(AUFGABEN):
1. Gib den Textabschnitt über Radarfallen in Italien wörtlich wieder, beginnend bei „Der Fall ist“ und endend bei „Landesgrenzen hinweg organisiert.“.
2. Welche Einnahmen aus Bußgeldern verzeichnete Mailand laut dem Textabschnitt über Verkehrsverstöße in Italien im Jahr 2024?
3. Schreibe den Textabschnitt über Bußgelder für Verkehrsverstöße in Italien im Anschluss an seinen letzten Satz weiter.

(TEXTABSCHNITT):
==================================================

Der Fall ist kein Einzelfall. Italien verfügt über mehr als 11.000 fest installierte Radarfallen – mehr als doppelt so viele wie Deutschland. Die Kontrolle ist lückenlos, die Strafen empfindlich, die Nachverfolgung auch über Landesgrenzen hinweg organisiert.
Rekordjahr 2024: 1,7 Milliarden Euro durch Verkehrsverstöße
Wie groß die Dimensionen sind, zeigt ein Blick in die Bilanz des Jahres 2024: Die italienischen Gemeinden nahmen durch Bußgelder über 1,7 Milliarden Euro ein – ein neuer Rekord, rund zehn Prozent mehr als im Vorjahr. Allein Mailand verzeichnete Einnahmen von über 204 Millionen Euro, gefolgt von Rom mit 145,8 Millionen und Florenz mit 61,6 Millionen Euro.

==================================================

(EXTRAHIERTE DATEN):
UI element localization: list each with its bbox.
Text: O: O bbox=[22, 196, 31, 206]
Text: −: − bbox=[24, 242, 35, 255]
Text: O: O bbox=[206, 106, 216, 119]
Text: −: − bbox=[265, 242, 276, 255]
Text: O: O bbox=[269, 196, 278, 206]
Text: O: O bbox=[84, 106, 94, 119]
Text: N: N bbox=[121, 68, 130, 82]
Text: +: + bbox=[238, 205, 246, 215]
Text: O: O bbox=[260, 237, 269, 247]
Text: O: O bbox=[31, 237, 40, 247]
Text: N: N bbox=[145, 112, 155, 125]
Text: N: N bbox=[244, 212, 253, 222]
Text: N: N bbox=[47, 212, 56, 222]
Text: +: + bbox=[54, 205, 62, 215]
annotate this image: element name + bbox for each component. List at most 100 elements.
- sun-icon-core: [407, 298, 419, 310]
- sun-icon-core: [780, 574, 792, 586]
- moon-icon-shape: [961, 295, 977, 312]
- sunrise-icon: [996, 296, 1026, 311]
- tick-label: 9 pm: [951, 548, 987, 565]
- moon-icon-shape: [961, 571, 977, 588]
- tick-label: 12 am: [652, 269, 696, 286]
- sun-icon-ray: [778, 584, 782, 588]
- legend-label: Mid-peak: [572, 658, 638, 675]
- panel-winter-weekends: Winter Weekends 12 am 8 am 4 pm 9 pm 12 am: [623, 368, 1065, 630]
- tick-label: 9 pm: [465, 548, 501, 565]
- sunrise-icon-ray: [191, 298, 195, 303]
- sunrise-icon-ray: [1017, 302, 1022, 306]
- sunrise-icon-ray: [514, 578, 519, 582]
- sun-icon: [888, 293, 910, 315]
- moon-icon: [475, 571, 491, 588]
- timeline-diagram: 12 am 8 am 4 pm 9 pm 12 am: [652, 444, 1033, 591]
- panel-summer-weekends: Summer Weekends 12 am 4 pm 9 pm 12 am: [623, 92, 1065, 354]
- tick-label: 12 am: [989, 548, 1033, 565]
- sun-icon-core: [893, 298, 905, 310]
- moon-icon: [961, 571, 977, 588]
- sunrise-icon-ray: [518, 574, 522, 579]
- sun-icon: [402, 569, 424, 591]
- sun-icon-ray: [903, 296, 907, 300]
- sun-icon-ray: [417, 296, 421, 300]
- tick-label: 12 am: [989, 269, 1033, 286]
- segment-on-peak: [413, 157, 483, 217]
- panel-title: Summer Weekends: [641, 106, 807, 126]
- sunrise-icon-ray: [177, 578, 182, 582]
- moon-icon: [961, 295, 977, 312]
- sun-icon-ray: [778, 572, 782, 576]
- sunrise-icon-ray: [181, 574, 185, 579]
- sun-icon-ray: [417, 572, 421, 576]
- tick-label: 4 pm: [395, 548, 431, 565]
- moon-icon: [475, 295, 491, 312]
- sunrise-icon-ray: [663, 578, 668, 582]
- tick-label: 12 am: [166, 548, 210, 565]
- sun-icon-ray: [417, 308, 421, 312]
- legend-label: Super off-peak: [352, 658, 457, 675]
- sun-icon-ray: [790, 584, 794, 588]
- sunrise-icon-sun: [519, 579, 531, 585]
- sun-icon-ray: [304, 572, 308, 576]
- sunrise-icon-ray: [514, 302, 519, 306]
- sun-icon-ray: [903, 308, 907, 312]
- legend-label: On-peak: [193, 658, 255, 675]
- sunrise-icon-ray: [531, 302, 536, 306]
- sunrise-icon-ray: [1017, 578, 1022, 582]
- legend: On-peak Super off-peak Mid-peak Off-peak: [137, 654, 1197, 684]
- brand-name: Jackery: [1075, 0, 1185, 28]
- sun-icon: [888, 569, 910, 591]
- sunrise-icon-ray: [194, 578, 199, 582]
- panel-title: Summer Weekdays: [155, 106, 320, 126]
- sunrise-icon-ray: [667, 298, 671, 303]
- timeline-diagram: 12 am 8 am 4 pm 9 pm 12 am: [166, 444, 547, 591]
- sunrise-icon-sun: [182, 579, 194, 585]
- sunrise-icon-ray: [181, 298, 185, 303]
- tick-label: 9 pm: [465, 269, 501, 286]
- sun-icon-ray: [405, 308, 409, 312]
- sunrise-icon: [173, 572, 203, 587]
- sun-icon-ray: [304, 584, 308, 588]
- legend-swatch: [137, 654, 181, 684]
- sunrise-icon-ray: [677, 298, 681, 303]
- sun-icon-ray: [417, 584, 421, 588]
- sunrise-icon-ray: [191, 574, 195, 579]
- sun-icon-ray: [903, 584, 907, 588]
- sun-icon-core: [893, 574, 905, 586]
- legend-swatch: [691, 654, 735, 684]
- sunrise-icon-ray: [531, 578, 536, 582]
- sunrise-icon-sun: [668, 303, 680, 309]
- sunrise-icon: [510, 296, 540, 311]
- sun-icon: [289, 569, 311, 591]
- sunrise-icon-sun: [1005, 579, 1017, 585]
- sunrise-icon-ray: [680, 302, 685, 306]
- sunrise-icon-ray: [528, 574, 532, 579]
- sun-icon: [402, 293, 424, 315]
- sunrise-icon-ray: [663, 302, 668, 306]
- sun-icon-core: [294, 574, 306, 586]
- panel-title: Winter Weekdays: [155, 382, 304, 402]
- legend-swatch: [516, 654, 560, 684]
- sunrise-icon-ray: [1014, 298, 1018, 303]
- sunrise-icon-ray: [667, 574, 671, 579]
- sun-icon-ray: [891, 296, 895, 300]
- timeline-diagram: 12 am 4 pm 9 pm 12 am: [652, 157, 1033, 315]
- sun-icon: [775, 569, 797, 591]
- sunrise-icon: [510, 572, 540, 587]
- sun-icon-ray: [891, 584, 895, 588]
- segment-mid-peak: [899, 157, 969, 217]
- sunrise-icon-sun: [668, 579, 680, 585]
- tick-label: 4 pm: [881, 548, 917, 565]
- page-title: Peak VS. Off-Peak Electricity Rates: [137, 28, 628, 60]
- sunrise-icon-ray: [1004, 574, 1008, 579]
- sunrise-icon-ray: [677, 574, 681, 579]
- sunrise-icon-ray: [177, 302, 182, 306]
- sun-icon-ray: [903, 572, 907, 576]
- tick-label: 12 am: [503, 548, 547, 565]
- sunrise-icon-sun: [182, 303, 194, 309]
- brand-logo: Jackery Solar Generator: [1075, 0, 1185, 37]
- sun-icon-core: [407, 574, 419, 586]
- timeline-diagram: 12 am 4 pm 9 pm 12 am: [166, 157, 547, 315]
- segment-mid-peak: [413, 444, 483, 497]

==================================================

(LÖSUNGEN):
1.
Der Fall ist kein Einzelfall. Italien verfügt über mehr als 11.000 fest installierte Radarfallen – mehr als doppelt so viele wie Deutschland. Die Kontrolle ist lückenlos, die Strafen empfindlich, die Nachverfolgung auch über Landesgrenzen hinweg organisiert.

2. Mailand verzeichnete Einnahmen von über 204 Millionen Euro.

3.
Besonders auffällig: Auch Kleinstgemeinden mit wenigen Hundert Einwohnern erzielen teils sechsstellige Summen. So kassierte Carrodano in Ligurien mit nur 465 Einwohnern über 807.000 Euro, Colle Santa Lucia in den Dolomiten rund 671.000 Euro – jeweils durch einen einzigen Blitzerstandort.